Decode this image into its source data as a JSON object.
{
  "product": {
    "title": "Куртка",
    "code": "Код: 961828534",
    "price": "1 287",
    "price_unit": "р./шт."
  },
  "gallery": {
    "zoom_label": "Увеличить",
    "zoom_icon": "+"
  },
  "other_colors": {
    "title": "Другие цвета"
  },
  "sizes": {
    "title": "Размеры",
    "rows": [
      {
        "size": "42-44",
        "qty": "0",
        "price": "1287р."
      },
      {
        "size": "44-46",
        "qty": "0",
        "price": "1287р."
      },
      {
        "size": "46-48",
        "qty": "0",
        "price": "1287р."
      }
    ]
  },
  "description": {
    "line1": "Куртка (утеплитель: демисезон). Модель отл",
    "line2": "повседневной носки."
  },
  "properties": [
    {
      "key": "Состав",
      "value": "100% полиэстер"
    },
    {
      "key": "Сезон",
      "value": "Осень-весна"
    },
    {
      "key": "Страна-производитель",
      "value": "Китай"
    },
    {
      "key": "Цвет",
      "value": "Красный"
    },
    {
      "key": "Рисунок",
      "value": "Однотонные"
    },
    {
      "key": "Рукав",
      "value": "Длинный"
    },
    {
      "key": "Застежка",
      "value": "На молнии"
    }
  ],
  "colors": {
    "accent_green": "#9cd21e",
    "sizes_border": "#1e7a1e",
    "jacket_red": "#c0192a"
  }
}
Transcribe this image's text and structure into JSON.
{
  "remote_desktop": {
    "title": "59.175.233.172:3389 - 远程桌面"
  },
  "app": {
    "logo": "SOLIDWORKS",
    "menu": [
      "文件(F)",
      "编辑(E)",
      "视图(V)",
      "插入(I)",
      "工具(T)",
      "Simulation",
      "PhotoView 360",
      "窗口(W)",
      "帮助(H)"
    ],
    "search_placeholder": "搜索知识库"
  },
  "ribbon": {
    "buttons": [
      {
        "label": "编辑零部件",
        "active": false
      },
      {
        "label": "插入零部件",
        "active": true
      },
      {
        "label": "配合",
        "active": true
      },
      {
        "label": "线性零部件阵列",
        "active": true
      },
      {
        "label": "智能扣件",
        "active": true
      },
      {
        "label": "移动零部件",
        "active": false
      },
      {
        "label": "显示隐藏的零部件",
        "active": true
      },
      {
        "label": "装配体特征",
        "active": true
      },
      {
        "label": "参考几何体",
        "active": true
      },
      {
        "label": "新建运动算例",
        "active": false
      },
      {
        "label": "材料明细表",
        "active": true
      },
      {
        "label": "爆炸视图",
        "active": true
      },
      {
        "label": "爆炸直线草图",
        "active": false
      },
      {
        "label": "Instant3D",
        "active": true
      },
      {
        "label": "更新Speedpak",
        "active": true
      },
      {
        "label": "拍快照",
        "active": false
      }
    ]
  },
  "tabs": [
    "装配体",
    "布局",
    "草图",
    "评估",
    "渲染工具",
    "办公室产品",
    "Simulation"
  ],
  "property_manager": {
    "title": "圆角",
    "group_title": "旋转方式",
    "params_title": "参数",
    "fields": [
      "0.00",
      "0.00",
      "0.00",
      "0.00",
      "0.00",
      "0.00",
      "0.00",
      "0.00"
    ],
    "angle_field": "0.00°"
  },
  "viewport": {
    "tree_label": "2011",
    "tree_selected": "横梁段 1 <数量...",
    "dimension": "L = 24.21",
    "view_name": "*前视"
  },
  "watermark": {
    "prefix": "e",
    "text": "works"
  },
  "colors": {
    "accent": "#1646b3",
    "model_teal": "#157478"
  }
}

■ ■ ■ ■ ■

Work to complete :: Reproduce every entry shown above, precisely as it stands.

Result of the exercise ::
Decode this image into its source data as a JSON object.
{
  "product": {
    "title": "Куртка",
    "code": "Код: 961828534",
    "price": "1 287",
    "price_unit": "р./шт."
  },
  "gallery": {
    "zoom_label": "Увеличить",
    "zoom_icon": "+"
  },
  "other_colors": {
    "title": "Другие цвета"
  },
  "sizes": {
    "title": "Размеры",
    "rows": [
      {
        "size": "42-44",
        "qty": "0",
        "price": "1287р."
      },
      {
        "size": "44-46",
        "qty": "0",
        "price": "1287р."
      },
      {
        "size": "46-48",
        "qty": "0",
        "price": "1287р."
      }
    ]
  },
  "description": {
    "line1": "Куртка (утеплитель: демисезон). Модель отл",
    "line2": "повседневной носки."
  },
  "properties": [
    {
      "key": "Состав",
      "value": "100% полиэстер"
    },
    {
      "key": "Сезон",
      "value": "Осень-весна"
    },
    {
      "key": "Страна-производитель",
      "value": "Китай"
    },
    {
      "key": "Цвет",
      "value": "Красный"
    },
    {
      "key": "Рисунок",
      "value": "Однотонные"
    },
    {
      "key": "Рукав",
      "value": "Длинный"
    },
    {
      "key": "Застежка",
      "value": "На молнии"
    }
  ],
  "colors": {
    "accent_green": "#9cd21e",
    "sizes_border": "#1e7a1e",
    "jacket_red": "#c0192a"
  }
}
Transcribe this image's text and structure into JSON.
{
  "remote_desktop": {
    "title": "59.175.233.172:3389 - 远程桌面"
  },
  "app": {
    "logo": "SOLIDWORKS",
    "menu": [
      "文件(F)",
      "编辑(E)",
      "视图(V)",
      "插入(I)",
      "工具(T)",
      "Simulation",
      "PhotoView 360",
      "窗口(W)",
      "帮助(H)"
    ],
    "search_placeholder": "搜索知识库"
  },
  "ribbon": {
    "buttons": [
      {
        "label": "编辑零部件",
        "active": false
      },
      {
        "label": "插入零部件",
        "active": true
      },
      {
        "label": "配合",
        "active": true
      },
      {
        "label": "线性零部件阵列",
        "active": true
      },
      {
        "label": "智能扣件",
        "active": true
      },
      {
        "label": "移动零部件",
        "active": false
      },
      {
        "label": "显示隐藏的零部件",
        "active": true
      },
      {
        "label": "装配体特征",
        "active": true
      },
      {
        "label": "参考几何体",
        "active": true
      },
      {
        "label": "新建运动算例",
        "active": false
      },
      {
        "label": "材料明细表",
        "active": true
      },
      {
        "label": "爆炸视图",
        "active": true
      },
      {
        "label": "爆炸直线草图",
        "active": false
      },
      {
        "label": "Instant3D",
        "active": true
      },
      {
        "label": "更新Speedpak",
        "active": true
      },
      {
        "label": "拍快照",
        "active": false
      }
    ]
  },
  "tabs": [
    "装配体",
    "布局",
    "草图",
    "评估",
    "渲染工具",
    "办公室产品",
    "Simulation"
  ],
  "property_manager": {
    "title": "圆角",
    "group_title": "旋转方式",
    "params_title": "参数",
    "fields": [
      "0.00",
      "0.00",
      "0.00",
      "0.00",
      "0.00",
      "0.00",
      "0.00",
      "0.00"
    ],
    "angle_field": "0.00°"
  },
  "viewport": {
    "tree_label": "2011",
    "tree_selected": "横梁段 1 <数量...",
    "dimension": "L = 24.21",
    "view_name": "*前视"
  },
  "watermark": {
    "prefix": "e",
    "text": "works"
  },
  "colors": {
    "accent": "#1646b3",
    "model_teal": "#157478"
  }
}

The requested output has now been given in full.